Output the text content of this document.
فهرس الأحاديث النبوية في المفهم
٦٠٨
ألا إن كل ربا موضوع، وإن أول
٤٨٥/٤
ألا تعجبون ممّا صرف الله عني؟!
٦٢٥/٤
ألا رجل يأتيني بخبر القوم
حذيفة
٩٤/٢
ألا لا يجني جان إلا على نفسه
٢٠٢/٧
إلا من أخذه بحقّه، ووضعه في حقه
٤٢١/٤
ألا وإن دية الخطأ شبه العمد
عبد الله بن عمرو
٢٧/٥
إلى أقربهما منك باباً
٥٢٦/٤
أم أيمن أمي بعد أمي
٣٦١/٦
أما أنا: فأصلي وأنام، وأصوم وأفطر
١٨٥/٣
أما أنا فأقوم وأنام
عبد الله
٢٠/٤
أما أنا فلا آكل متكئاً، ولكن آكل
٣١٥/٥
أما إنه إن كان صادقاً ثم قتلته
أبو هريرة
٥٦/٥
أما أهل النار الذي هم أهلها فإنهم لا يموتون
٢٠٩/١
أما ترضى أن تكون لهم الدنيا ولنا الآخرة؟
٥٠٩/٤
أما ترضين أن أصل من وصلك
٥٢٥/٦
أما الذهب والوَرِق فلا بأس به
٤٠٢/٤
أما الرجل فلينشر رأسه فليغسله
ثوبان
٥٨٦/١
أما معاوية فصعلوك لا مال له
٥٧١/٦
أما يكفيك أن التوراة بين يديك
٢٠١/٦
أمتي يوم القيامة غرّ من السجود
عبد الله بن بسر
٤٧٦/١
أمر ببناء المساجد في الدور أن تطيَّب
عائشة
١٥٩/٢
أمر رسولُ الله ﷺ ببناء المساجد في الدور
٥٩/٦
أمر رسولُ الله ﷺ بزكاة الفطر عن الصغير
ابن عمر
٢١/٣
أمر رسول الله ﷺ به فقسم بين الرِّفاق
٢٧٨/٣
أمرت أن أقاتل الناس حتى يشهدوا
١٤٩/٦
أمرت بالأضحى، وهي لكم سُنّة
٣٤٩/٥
————————
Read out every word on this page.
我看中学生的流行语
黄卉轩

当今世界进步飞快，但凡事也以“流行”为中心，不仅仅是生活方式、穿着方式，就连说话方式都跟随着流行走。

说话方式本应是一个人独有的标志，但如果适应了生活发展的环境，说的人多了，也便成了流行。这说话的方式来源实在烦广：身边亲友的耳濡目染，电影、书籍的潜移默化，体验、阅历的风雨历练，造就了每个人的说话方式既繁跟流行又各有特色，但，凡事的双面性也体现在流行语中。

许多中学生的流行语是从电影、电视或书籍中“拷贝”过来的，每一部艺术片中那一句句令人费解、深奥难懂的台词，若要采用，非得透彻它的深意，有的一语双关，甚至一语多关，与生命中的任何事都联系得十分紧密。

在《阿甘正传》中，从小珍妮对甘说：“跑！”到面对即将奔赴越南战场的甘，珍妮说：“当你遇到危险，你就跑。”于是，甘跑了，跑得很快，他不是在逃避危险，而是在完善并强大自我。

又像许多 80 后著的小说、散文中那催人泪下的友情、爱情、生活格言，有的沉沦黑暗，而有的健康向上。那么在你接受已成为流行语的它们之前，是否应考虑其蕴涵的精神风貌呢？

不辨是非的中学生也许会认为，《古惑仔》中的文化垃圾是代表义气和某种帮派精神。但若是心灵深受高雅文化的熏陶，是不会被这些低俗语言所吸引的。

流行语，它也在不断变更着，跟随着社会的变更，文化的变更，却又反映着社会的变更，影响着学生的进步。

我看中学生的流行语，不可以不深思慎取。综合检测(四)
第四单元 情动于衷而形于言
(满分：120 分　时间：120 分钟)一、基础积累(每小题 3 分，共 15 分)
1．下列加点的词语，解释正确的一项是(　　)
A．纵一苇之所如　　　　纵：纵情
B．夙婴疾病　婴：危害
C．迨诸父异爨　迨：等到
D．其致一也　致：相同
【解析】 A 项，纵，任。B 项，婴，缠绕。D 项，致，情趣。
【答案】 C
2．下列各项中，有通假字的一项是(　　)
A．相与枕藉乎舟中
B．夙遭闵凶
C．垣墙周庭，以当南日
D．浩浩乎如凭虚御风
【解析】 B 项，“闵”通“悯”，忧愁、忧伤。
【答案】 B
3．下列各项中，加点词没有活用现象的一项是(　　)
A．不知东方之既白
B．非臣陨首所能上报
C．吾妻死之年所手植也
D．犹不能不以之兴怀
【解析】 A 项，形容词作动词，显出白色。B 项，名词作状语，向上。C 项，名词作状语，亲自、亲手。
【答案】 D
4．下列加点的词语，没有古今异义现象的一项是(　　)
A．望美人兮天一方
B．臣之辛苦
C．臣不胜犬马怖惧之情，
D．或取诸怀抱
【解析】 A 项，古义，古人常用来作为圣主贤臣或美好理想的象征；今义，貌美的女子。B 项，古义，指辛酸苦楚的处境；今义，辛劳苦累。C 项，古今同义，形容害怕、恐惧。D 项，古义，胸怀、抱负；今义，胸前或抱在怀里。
————————
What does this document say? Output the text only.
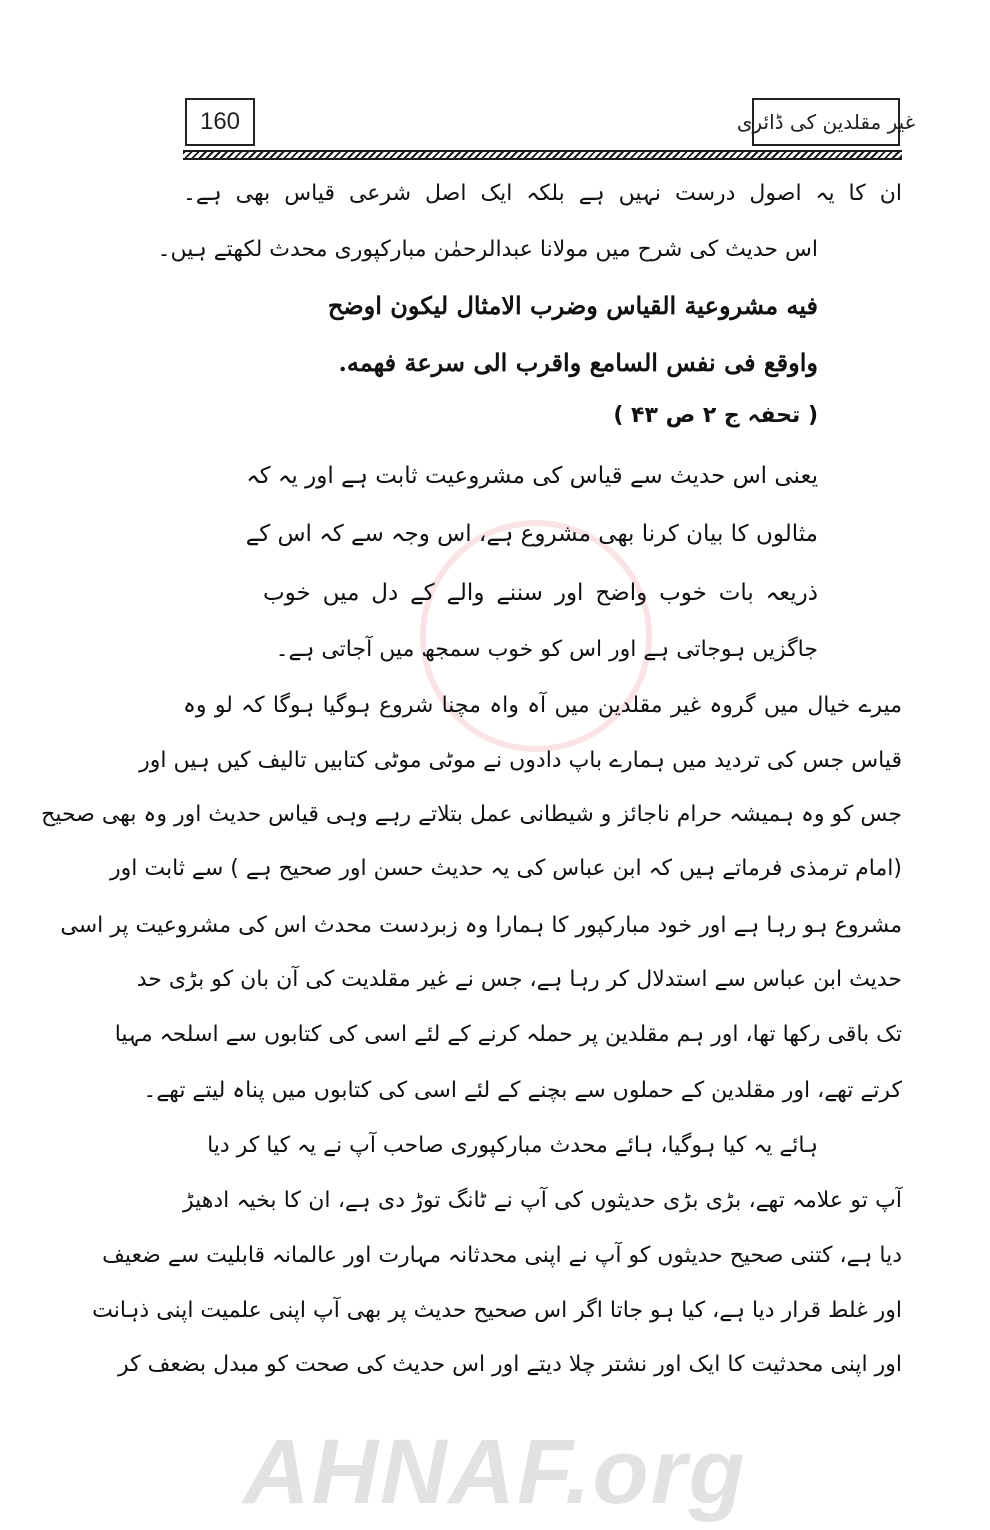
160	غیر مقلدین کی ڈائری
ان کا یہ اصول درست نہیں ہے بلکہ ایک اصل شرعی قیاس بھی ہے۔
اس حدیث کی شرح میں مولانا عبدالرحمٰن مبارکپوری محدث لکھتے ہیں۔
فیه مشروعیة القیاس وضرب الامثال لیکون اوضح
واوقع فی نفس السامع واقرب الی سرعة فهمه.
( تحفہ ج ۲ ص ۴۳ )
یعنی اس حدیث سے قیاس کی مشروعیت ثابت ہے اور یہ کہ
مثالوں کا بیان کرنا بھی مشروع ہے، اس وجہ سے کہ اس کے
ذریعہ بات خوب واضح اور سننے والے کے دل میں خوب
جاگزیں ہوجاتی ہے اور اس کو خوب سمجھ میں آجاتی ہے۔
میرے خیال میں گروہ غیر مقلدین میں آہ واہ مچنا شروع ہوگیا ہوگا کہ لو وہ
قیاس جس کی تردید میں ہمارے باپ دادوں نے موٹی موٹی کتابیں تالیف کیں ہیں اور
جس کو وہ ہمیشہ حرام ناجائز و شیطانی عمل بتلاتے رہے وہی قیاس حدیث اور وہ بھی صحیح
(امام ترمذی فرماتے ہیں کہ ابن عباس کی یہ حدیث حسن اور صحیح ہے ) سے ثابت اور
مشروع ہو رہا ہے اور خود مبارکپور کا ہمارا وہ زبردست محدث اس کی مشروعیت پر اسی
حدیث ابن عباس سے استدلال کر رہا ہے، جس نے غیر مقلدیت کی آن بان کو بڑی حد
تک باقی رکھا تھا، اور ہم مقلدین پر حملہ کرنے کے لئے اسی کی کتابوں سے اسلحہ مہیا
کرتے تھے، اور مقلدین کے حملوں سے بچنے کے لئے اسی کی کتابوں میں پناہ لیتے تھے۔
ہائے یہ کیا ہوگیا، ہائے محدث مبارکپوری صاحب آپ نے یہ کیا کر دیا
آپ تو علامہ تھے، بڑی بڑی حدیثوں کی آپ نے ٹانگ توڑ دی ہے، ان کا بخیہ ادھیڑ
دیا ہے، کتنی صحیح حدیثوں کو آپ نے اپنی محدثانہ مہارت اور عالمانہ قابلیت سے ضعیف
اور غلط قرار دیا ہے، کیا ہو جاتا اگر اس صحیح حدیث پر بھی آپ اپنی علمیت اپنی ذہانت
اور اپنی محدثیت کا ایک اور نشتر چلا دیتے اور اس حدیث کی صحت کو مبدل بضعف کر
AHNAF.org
————————
■ STATED EXERCISE
Take every line containing the word "下列各项中" and copy it.

■ WRITTEN ANSWER
2．下列各项中，有通假字的一项是(　　)
3．下列各项中，加点词没有活用现象的一项是(　　)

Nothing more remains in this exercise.